**Task details:**
Update everything from the start of the entries down to the line containing "block-text: Our mission", both ends included. Replace "divider" with "separator" and leave all else unchanged.

Entries from a data source
---

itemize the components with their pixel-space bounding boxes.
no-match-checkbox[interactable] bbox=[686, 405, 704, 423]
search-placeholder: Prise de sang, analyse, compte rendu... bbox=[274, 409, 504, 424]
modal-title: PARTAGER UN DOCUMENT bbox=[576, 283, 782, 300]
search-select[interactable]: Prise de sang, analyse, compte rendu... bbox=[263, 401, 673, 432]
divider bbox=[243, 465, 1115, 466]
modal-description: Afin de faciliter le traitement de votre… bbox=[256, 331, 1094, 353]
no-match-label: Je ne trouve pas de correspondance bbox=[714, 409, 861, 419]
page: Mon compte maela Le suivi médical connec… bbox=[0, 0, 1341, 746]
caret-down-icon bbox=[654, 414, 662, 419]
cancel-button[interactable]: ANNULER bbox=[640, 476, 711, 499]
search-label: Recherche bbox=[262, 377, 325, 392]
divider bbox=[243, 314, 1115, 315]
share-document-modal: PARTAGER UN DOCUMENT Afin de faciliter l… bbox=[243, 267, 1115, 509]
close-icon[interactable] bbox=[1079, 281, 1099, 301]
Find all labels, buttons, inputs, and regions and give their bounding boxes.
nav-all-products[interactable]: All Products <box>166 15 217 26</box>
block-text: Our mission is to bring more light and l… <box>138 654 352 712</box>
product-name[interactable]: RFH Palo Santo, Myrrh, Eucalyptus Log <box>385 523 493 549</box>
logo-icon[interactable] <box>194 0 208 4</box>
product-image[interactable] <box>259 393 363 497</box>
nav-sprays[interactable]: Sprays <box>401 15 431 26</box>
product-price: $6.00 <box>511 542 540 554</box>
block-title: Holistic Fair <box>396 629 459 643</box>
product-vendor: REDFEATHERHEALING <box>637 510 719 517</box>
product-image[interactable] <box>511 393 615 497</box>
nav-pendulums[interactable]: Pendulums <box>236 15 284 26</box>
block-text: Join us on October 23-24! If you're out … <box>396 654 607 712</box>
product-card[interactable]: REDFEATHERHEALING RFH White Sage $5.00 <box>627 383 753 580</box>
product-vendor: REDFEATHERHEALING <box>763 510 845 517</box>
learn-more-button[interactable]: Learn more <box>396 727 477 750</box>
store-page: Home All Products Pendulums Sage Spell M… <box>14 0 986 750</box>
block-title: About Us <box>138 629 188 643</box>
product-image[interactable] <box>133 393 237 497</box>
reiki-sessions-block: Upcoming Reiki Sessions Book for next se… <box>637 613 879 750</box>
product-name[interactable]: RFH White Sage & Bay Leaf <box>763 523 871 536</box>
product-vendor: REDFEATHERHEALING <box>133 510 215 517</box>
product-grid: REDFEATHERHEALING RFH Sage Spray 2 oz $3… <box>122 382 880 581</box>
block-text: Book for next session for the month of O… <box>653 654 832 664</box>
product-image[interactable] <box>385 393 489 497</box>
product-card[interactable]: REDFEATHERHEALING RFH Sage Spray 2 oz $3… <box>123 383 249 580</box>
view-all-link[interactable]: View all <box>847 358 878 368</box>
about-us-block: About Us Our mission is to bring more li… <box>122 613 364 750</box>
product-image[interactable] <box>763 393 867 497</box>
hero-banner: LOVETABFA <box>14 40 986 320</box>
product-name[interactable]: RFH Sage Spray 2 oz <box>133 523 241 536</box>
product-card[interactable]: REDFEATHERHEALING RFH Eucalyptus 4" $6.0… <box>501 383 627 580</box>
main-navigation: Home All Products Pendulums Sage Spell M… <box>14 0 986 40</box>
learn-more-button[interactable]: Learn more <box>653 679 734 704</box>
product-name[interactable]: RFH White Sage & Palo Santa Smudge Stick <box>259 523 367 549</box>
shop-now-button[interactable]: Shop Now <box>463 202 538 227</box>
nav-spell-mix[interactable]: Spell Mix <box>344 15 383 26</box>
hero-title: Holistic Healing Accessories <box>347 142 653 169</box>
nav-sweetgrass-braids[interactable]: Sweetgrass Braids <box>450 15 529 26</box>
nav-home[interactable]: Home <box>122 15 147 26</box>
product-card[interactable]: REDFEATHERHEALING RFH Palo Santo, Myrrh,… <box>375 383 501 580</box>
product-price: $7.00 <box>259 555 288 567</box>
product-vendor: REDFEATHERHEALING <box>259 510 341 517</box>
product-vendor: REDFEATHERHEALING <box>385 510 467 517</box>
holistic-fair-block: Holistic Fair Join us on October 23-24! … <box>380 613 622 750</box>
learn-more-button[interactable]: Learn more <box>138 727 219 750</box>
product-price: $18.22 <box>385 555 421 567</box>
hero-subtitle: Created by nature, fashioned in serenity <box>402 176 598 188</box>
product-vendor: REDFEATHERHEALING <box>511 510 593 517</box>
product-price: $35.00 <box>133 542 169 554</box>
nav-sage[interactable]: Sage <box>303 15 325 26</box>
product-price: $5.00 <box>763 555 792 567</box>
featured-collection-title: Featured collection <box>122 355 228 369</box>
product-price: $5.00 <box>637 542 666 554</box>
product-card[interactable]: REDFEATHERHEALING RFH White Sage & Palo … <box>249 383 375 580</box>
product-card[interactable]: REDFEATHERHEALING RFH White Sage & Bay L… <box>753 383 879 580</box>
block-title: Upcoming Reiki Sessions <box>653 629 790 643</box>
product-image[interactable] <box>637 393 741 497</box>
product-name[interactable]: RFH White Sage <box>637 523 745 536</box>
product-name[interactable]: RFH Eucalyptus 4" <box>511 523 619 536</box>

---

**Answer to this problem:**
itemize the components with their pixel-space bounding boxes.
no-match-checkbox[interactable] bbox=[686, 405, 704, 423]
search-placeholder: Prise de sang, analyse, compte rendu... bbox=[274, 409, 504, 424]
modal-title: PARTAGER UN DOCUMENT bbox=[576, 283, 782, 300]
search-select[interactable]: Prise de sang, analyse, compte rendu... bbox=[263, 401, 673, 432]
separator bbox=[243, 465, 1115, 466]
modal-description: Afin de faciliter le traitement de votre… bbox=[256, 331, 1094, 353]
no-match-label: Je ne trouve pas de correspondance bbox=[714, 409, 861, 419]
page: Mon compte maela Le suivi médical connec… bbox=[0, 0, 1341, 746]
caret-down-icon bbox=[654, 414, 662, 419]
cancel-button[interactable]: ANNULER bbox=[640, 476, 711, 499]
search-label: Recherche bbox=[262, 377, 325, 392]
separator bbox=[243, 314, 1115, 315]
share-document-modal: PARTAGER UN DOCUMENT Afin de faciliter l… bbox=[243, 267, 1115, 509]
close-icon[interactable] bbox=[1079, 281, 1099, 301]
Find all labels, buttons, inputs, and regions and give their bounding boxes.
nav-all-products[interactable]: All Products <box>166 15 217 26</box>
block-text: Our mission is to bring more light and l… <box>138 654 352 712</box>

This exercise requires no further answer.